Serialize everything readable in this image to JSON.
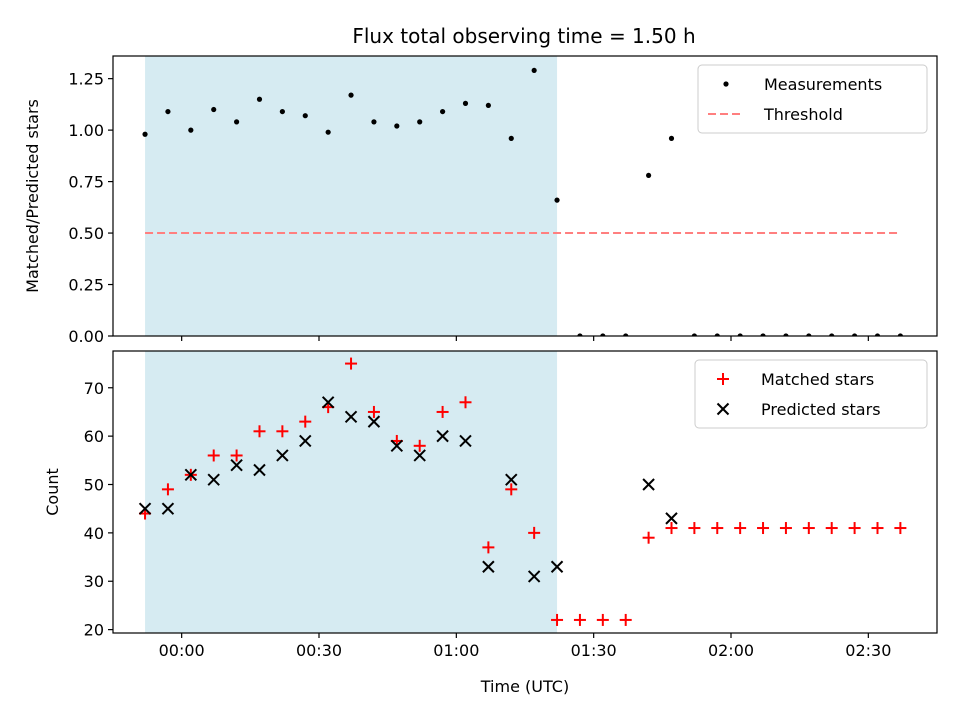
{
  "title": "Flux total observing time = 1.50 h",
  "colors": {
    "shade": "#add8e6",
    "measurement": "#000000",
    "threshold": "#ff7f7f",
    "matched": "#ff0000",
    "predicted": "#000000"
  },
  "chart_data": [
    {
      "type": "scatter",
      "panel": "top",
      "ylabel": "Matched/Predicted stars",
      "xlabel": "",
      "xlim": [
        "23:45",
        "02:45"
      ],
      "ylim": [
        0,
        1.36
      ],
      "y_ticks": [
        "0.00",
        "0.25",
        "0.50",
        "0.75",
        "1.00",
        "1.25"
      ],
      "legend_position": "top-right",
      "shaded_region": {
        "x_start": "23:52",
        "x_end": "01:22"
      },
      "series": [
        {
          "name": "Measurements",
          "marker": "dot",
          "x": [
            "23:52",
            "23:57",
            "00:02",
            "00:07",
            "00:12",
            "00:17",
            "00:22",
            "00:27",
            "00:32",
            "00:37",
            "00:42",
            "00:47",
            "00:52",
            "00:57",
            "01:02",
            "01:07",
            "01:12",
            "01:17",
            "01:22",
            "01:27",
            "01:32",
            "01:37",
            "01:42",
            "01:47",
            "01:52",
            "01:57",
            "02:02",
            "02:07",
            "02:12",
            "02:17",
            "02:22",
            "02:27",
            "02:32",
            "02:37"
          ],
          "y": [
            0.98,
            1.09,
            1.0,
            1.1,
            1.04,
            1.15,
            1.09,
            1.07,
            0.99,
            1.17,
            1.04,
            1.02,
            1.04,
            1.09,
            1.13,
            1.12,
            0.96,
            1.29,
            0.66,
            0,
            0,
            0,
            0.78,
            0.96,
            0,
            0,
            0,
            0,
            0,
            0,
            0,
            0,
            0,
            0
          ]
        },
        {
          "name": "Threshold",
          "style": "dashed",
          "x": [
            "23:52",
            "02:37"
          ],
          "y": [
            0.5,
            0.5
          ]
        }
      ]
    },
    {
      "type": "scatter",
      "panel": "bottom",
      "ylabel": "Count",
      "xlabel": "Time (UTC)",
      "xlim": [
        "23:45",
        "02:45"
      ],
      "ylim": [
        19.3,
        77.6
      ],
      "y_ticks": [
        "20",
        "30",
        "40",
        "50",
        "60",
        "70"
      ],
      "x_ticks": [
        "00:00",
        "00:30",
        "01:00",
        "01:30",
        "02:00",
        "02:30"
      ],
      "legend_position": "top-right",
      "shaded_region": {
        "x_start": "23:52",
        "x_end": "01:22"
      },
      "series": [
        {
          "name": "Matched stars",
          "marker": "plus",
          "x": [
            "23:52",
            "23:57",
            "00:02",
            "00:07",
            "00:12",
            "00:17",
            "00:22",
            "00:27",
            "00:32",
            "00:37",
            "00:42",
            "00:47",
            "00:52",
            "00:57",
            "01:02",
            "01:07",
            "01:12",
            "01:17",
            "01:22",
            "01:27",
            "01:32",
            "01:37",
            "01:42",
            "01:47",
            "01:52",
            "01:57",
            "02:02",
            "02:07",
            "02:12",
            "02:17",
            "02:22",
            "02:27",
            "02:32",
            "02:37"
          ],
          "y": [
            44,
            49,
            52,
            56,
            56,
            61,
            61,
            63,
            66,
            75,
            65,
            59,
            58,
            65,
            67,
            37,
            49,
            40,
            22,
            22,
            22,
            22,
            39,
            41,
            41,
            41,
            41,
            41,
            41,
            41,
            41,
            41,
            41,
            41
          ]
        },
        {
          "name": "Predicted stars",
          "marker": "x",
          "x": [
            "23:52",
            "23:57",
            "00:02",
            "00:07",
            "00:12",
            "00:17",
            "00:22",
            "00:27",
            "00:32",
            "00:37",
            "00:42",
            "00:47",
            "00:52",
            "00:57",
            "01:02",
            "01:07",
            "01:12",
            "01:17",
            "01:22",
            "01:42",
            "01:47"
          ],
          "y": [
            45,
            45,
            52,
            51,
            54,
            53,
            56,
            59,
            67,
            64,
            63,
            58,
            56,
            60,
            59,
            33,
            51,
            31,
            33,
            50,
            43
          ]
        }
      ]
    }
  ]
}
* * *
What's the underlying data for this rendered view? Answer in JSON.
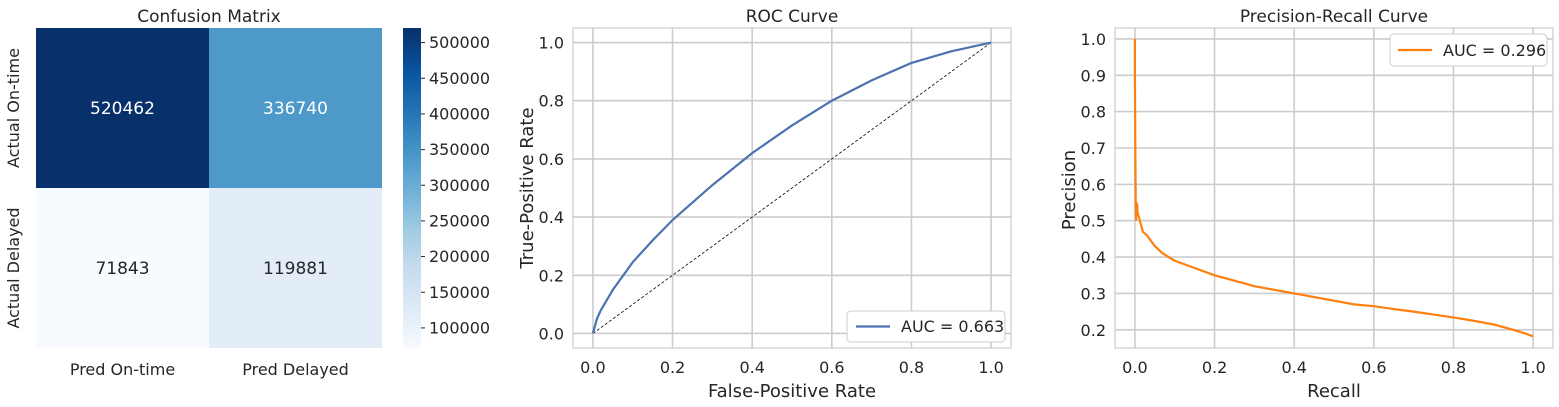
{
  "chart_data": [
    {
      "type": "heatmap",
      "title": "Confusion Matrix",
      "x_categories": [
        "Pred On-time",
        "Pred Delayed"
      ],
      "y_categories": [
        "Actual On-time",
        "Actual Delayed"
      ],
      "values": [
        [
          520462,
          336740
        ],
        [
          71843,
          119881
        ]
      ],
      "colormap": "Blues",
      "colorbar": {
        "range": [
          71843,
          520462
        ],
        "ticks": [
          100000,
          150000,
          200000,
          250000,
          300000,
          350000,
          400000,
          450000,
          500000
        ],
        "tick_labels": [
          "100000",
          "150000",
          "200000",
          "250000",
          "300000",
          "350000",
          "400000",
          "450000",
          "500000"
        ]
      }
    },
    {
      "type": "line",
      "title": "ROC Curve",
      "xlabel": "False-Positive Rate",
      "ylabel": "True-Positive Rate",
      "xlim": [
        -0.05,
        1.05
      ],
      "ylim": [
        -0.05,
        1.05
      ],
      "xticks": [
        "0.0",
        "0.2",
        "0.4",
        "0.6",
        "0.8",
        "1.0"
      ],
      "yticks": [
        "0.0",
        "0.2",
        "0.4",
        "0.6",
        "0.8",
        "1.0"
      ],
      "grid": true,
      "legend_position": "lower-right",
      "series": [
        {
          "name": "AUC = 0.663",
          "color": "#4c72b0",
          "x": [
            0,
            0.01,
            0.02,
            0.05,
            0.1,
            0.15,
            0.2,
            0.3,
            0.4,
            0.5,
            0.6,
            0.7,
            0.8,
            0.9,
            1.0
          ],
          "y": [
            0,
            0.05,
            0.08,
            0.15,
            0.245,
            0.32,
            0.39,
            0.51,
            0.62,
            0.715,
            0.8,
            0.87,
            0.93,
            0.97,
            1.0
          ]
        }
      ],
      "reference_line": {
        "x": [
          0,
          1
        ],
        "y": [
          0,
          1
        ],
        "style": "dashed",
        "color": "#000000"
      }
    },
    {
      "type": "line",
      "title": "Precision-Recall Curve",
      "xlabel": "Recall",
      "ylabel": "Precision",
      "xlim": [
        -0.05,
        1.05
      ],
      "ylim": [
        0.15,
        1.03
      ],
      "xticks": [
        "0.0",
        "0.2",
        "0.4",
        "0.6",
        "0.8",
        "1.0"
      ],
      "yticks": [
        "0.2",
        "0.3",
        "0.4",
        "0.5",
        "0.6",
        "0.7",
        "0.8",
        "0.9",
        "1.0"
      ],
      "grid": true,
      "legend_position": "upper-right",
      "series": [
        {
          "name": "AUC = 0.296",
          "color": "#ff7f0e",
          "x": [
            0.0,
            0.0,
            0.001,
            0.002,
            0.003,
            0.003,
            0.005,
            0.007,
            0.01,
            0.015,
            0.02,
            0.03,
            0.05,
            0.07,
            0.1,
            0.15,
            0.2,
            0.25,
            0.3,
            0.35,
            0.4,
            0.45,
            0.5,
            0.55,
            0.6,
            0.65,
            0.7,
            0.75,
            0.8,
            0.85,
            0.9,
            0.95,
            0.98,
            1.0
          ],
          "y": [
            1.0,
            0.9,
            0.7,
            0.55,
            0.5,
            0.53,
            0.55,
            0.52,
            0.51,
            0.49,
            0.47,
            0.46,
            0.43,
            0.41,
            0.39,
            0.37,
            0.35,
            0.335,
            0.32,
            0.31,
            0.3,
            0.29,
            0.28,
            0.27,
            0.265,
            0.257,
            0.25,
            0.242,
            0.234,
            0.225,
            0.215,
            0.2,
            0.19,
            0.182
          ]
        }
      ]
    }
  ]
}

_WORK REQUIRED_
Read the data above and count the lines that include "ylabel". Answer only with the count.

_SOLUTION TO THIS TASK_
4